** Aim **
Copy out all lines that carry the word "Zertifizierungspfad".

>> start

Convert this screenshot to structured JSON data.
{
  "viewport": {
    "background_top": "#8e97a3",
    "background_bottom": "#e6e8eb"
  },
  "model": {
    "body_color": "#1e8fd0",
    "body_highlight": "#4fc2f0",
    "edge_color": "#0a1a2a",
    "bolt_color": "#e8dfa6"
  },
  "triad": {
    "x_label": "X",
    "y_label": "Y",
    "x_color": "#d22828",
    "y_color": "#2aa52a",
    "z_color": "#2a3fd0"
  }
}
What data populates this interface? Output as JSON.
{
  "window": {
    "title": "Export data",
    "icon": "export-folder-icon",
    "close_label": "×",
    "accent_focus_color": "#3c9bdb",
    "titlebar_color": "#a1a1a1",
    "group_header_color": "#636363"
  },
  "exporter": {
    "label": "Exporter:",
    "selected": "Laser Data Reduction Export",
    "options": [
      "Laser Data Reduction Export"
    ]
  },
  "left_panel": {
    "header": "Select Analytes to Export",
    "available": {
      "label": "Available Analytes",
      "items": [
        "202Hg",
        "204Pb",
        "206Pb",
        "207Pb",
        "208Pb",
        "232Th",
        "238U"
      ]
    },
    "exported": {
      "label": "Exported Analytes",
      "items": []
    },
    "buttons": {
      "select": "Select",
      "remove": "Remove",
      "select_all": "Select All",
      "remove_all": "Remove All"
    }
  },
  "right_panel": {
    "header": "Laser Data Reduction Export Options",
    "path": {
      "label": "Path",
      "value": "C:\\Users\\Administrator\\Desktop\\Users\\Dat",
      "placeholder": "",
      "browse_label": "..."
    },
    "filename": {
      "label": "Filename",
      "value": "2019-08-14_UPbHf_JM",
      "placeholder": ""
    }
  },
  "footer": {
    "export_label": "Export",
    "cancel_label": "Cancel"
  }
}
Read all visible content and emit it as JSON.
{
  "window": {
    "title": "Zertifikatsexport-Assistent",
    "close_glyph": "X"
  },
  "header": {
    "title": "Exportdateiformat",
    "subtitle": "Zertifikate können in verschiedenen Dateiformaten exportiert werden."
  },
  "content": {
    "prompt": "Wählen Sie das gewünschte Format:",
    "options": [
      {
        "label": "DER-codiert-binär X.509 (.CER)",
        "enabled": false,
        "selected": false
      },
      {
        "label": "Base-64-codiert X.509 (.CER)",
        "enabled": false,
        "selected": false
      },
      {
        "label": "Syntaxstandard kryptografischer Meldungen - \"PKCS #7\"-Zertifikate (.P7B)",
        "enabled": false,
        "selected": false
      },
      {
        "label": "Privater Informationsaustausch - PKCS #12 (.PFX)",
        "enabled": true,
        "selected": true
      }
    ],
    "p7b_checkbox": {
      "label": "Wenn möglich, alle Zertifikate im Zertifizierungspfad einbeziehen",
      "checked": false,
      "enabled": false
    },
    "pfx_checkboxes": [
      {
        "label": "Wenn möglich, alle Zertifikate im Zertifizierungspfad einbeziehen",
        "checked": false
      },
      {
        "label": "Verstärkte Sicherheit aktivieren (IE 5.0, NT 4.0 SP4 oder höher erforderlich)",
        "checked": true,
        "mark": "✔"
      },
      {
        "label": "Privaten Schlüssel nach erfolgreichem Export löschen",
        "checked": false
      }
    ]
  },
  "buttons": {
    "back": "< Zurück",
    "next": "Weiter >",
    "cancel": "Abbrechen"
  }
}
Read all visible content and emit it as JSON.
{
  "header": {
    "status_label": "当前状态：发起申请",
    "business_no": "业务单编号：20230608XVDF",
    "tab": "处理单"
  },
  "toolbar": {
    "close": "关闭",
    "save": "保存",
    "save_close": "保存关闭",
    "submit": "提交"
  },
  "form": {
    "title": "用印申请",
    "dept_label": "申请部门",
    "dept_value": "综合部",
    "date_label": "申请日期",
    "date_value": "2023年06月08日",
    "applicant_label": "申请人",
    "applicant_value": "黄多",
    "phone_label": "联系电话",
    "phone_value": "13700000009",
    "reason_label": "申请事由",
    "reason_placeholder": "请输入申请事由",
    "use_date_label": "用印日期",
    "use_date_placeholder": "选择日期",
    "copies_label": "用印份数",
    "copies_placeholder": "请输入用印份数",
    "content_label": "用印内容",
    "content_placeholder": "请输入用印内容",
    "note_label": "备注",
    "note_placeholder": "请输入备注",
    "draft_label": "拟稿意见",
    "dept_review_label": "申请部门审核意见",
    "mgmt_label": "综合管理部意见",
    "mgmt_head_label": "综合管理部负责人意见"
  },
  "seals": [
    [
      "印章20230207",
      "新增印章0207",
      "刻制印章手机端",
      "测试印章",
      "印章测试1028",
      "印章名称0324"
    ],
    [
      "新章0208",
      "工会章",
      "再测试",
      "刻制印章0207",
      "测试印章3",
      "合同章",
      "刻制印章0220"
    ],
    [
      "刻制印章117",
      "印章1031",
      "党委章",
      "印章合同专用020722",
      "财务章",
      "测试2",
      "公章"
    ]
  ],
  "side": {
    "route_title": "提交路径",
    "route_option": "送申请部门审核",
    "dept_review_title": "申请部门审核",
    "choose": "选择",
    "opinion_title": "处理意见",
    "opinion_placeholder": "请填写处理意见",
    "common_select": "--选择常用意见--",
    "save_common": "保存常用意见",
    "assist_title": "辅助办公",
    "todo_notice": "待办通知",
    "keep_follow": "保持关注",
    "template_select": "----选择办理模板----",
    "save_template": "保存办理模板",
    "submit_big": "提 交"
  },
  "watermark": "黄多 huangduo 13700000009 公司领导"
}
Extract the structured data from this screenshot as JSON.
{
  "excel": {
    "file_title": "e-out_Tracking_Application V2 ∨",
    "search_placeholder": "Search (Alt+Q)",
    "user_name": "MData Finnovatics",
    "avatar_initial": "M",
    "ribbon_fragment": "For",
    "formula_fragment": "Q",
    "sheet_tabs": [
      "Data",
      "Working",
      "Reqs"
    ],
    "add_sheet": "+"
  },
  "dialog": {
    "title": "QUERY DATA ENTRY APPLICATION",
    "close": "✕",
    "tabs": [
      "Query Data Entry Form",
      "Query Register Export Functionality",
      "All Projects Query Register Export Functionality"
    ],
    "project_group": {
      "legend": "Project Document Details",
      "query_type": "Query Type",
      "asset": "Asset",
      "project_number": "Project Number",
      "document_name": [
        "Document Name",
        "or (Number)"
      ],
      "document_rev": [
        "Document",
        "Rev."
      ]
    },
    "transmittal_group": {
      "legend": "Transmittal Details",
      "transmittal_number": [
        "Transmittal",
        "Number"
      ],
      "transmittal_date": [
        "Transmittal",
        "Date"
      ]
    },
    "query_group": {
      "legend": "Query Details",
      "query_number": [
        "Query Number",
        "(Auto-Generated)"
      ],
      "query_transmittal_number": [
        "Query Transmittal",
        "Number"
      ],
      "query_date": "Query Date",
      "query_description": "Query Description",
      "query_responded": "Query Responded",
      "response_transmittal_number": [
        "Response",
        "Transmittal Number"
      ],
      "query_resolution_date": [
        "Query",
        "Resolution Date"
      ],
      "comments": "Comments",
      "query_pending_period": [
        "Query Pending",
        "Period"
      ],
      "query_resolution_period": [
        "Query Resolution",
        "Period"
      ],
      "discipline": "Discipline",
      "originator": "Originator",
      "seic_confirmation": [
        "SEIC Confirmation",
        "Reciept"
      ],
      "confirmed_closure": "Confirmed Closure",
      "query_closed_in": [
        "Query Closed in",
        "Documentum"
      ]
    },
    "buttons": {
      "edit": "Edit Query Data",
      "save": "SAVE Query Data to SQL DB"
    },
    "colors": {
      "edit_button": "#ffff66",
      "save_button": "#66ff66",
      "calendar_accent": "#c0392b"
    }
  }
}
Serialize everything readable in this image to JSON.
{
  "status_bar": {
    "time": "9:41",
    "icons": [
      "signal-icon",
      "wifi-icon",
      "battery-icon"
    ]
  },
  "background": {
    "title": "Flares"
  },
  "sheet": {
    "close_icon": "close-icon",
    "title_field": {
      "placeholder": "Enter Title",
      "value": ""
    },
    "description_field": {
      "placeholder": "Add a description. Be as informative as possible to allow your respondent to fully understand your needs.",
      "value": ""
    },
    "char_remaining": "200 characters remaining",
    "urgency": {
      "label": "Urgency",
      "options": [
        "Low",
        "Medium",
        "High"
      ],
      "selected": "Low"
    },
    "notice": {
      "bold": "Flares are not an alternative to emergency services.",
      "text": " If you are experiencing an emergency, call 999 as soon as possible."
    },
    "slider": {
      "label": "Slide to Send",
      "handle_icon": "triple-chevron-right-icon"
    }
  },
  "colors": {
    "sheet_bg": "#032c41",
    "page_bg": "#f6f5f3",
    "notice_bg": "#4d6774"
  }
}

>> end

** Answer to this exercise **
      "label": "Wenn möglich, alle Zertifikate im Zertifizierungspfad einbeziehen",
        "label": "Wenn möglich, alle Zertifikate im Zertifizierungspfad einbeziehen",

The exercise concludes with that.